> _选段_:
★ ★ ★ ★
爬虫学习笔记（2）

最新推荐文章于 2022-12-07 21:51:10 发布

小李同学314

最新推荐文章于 2022-12-07 21:51:10 发布

阅读量494

点赞数

分类专栏：爬虫 python 量化文章标签：爬虫 python 前端

本文链接：https://blog.csdn.net/weixin_44602227/article/details/122463156

版权

量化同时被 3 个专栏收录

5 篇文章 0 订阅

订阅专栏

python

3 篇文章 0 订阅

订阅专栏

爬虫

2 篇文章 0 订阅

订阅专栏

爬虫学习

注：本笔记使用jupyter编写。

web前端知识

jupyter 可以直接运行html和javascript只需要在代码前面加上%%html或者%%javascript

%%html

<html>
    <head>
        <title>python爬虫开发与项目实战</title>
            <meta charset='UTF-8'>
    </head>
    <body>
            文档设置标记<br>
            <p>这是段落</p>
    </body>
</html>

python爬虫开发与项目实战文档设置标记

这是段落

%%html
<html>
    <head>
        <script type='text/javascript'>
            alert('Hello,world!');
            var str1='hi';
            var str2 = 'you';
            str1 +=str2
            alert(str1)
★ ★ ★ ★
> _元素位置数据_:

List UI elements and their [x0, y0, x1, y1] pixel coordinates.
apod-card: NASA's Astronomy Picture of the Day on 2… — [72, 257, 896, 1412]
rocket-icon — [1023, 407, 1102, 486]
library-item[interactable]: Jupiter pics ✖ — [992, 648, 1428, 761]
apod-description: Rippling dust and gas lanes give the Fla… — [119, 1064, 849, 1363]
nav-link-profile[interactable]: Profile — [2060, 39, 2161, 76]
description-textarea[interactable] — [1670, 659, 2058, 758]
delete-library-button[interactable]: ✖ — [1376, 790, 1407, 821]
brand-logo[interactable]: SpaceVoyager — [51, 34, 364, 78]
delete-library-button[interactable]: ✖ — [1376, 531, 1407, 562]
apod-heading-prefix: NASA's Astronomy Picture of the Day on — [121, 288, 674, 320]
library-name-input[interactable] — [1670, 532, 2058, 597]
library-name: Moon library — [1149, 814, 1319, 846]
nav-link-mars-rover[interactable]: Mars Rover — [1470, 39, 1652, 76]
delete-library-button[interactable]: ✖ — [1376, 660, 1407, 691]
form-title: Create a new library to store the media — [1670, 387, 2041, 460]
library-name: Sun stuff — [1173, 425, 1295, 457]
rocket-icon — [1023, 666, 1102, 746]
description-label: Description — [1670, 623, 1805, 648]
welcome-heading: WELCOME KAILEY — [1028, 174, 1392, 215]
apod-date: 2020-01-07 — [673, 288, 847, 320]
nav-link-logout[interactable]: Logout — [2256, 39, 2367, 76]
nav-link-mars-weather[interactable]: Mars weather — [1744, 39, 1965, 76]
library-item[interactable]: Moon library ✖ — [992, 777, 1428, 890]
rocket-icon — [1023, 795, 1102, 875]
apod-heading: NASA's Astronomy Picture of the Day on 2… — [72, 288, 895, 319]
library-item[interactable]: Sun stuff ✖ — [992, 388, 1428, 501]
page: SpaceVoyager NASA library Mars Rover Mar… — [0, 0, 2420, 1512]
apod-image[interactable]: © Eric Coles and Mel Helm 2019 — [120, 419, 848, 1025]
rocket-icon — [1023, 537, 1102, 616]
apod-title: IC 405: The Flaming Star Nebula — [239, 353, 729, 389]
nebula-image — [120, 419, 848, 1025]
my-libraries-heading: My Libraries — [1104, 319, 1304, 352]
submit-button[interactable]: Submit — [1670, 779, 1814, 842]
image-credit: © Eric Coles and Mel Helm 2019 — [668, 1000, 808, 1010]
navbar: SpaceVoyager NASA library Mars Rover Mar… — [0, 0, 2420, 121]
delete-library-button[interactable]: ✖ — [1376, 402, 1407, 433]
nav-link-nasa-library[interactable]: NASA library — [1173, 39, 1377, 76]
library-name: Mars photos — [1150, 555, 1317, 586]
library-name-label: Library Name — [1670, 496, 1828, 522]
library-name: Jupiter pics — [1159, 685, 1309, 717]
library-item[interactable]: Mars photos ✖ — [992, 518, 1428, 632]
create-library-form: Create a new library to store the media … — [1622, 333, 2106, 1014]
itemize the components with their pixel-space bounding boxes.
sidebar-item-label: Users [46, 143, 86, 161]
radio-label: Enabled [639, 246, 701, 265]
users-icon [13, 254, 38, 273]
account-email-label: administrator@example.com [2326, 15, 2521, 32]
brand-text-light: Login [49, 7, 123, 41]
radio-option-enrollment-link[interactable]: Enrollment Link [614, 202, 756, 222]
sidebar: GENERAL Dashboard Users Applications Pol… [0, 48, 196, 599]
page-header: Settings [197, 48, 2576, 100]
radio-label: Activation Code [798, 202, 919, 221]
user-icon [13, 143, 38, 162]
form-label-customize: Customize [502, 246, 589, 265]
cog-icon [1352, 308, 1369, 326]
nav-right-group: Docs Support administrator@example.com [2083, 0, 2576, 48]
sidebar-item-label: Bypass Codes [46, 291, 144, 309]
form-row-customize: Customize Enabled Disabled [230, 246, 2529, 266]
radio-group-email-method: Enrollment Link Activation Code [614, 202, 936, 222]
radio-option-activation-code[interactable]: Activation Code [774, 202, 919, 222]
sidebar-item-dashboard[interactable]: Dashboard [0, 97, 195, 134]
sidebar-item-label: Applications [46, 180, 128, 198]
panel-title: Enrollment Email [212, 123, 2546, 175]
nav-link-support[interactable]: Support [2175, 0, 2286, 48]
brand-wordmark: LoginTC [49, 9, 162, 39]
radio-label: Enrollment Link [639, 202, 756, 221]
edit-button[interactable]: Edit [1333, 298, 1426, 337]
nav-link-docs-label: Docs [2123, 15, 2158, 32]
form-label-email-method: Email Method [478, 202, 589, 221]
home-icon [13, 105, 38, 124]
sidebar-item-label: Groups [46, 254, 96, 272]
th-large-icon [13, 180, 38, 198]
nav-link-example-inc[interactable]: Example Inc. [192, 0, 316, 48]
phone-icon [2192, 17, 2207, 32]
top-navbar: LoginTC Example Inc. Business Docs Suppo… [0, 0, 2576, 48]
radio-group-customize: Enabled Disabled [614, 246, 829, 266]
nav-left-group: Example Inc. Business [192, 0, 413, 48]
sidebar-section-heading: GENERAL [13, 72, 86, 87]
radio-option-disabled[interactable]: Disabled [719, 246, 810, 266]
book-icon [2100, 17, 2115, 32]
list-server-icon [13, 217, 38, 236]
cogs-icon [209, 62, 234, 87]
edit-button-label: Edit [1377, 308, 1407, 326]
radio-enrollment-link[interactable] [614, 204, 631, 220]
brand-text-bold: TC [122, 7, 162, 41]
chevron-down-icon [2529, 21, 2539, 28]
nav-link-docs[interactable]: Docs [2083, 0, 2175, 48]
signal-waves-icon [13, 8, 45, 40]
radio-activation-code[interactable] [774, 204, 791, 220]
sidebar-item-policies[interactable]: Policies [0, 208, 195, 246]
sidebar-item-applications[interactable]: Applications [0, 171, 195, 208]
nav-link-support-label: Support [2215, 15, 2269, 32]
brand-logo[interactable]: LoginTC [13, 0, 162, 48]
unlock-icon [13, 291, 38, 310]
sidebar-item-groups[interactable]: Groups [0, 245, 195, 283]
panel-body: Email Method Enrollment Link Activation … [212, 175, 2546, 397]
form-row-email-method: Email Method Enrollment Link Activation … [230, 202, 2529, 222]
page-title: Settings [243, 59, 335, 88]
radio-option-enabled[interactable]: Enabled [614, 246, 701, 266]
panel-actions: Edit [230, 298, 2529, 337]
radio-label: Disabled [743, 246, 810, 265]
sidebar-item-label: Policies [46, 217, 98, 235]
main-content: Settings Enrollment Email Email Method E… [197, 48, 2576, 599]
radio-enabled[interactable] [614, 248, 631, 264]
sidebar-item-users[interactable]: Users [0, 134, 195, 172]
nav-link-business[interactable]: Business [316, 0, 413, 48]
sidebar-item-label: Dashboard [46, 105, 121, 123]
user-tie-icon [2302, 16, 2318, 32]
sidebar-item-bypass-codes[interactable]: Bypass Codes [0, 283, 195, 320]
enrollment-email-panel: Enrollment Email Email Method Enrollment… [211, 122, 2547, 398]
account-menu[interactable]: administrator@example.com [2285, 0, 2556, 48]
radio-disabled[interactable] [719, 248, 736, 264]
★ ★ ★ ★
> _题目要求 1_: 在这篇爬虫学习笔记中，示例代码开头为什么要加上%%html？请用一到三句话说明。
> _题目要求 2_: 在这篇爬虫学习笔记里，第一个示例网页的title标签中写的是什么？
> _题目要求 3_: 请从这篇爬虫学习笔记最后一行之后接着往下写。
这些条目是与爬虫学习笔记无关的独立材料。

> _练习作答 1_: 这篇笔记是用jupyter编写的，而jupyter只要在代码前加上%%html或%%javascript，就能直接运行html和javascript。因此，示例代码开头加上%%html后，其中的html代码便可以在jupyter中直接运行。

> _练习作答 2_: python爬虫开发与项目实战

> _练习作答 3_:
        </script>
    </head>
    <body>
        python爬虫
    </body>
</html>

python爬虫 str1

下面可以直接运行javascrit语言。

%%javascript
alert('hello li')
var str1='hi';
var str2 = 'you';
str1 +=str2
alert(str1)
var person = {name:'li',age:17};
alert(person.name)

<IPython.core.display.Javascript object>

Xpath节点

%%html
<xml version="1.0" encoding="ISO-8859-1">
<classroom>
    <student>
        <id>1001</id>
        <name lang="en">marry</name>
        <country>China</country>
    </student>
</classroom>

1001 marry China

CSS层叠样式表

CSS由选择器和若干条声明构成。
一般有三种做法：

内联样式表，直接使用style属性改变样式，例如

<body style='background-color:green;margin:0;padding:0;'></body>

嵌入式样式表，代码写在<style type = 'text/css'></style>中间
外部样式表，css文件写一个单独的外部文件中。使用<link rel='StyleSheet' type='text/css' href='style.css'>。

javascript

两种引用方法：

直接写入代码，使用<script type='text/javascript'>alert('hello')</script>
引用外部文件使用<scipt src='temp/test1.js'></script>一般放在<head></head>中间。

HTTP 标准

常见状态码含义，200联接成功。301资源被永久转移其他url。404访问不存在。500内部服务器错误。
头部信息，常用的User-Agent,这个常用来反爬虫。
GET方式与POST方式的区别，GET通过url传递数据，数据最大只能是1024B，并且参数会显示在地址栏上。POST通过实体传递数据，数据大小没有限制，安全性更高。

python爬虫概述

爬虫的种类：

通用网络爬虫，如百度谷歌搜索引擎。
聚焦网络爬虫，自动下载网页程序。
增量式网络爬虫，变则改，不变则不下载。
深层网络爬虫，必须登录后才能访问的网页。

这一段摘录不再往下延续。